**Stated problem:**
Write each line out again exactly as written.

**Input:**
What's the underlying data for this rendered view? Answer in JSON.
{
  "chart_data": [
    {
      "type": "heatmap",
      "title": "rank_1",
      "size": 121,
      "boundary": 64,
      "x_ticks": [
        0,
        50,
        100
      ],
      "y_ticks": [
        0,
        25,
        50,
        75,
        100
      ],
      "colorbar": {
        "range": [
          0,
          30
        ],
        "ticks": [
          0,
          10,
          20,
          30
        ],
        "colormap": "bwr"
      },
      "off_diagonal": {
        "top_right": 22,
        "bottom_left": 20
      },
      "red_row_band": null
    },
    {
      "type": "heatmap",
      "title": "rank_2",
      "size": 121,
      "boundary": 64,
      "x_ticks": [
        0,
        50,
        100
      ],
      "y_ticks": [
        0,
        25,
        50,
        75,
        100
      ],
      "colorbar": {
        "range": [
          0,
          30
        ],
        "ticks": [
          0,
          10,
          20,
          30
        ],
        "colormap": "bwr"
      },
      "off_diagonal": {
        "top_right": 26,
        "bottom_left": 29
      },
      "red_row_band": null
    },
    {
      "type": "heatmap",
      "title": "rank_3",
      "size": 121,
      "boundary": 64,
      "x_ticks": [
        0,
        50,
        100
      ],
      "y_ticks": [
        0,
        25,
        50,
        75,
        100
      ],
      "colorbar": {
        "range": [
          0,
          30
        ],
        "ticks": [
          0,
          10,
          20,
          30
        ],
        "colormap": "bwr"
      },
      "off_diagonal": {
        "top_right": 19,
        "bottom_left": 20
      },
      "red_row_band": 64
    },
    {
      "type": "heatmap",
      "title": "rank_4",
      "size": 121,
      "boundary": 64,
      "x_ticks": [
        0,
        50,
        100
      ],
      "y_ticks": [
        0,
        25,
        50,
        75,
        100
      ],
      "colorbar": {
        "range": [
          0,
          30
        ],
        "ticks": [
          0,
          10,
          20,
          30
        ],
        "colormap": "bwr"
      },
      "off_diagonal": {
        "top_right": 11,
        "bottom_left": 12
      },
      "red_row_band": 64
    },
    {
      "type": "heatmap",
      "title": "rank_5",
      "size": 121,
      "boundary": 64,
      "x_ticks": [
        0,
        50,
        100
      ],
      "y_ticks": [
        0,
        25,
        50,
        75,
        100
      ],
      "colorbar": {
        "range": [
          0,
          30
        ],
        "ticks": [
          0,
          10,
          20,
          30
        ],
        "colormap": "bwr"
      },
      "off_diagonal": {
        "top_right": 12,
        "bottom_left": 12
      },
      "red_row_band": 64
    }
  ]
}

**Final result:**
What's the underlying data for this rendered view? Answer in JSON.
{
  "chart_data": [
    {
      "type": "heatmap",
      "title": "rank_1",
      "size": 121,
      "boundary": 64,
      "x_ticks": [
        0,
        50,
        100
      ],
      "y_ticks": [
        0,
        25,
        50,
        75,
        100
      ],
      "colorbar": {
        "range": [
          0,
          30
        ],
        "ticks": [
          0,
          10,
          20,
          30
        ],
        "colormap": "bwr"
      },
      "off_diagonal": {
        "top_right": 22,
        "bottom_left": 20
      },
      "red_row_band": null
    },
    {
      "type": "heatmap",
      "title": "rank_2",
      "size": 121,
      "boundary": 64,
      "x_ticks": [
        0,
        50,
        100
      ],
      "y_ticks": [
        0,
        25,
        50,
        75,
        100
      ],
      "colorbar": {
        "range": [
          0,
          30
        ],
        "ticks": [
          0,
          10,
          20,
          30
        ],
        "colormap": "bwr"
      },
      "off_diagonal": {
        "top_right": 26,
        "bottom_left": 29
      },
      "red_row_band": null
    },
    {
      "type": "heatmap",
      "title": "rank_3",
      "size": 121,
      "boundary": 64,
      "x_ticks": [
        0,
        50,
        100
      ],
      "y_ticks": [
        0,
        25,
        50,
        75,
        100
      ],
      "colorbar": {
        "range": [
          0,
          30
        ],
        "ticks": [
          0,
          10,
          20,
          30
        ],
        "colormap": "bwr"
      },
      "off_diagonal": {
        "top_right": 19,
        "bottom_left": 20
      },
      "red_row_band": 64
    },
    {
      "type": "heatmap",
      "title": "rank_4",
      "size": 121,
      "boundary": 64,
      "x_ticks": [
        0,
        50,
        100
      ],
      "y_ticks": [
        0,
        25,
        50,
        75,
        100
      ],
      "colorbar": {
        "range": [
          0,
          30
        ],
        "ticks": [
          0,
          10,
          20,
          30
        ],
        "colormap": "bwr"
      },
      "off_diagonal": {
        "top_right": 11,
        "bottom_left": 12
      },
      "red_row_band": 64
    },
    {
      "type": "heatmap",
      "title": "rank_5",
      "size": 121,
      "boundary": 64,
      "x_ticks": [
        0,
        50,
        100
      ],
      "y_ticks": [
        0,
        25,
        50,
        75,
        100
      ],
      "colorbar": {
        "range": [
          0,
          30
        ],
        "ticks": [
          0,
          10,
          20,
          30
        ],
        "colormap": "bwr"
      },
      "off_diagonal": {
        "top_right": 12,
        "bottom_left": 12
      },
      "red_row_band": 64
    }
  ]
}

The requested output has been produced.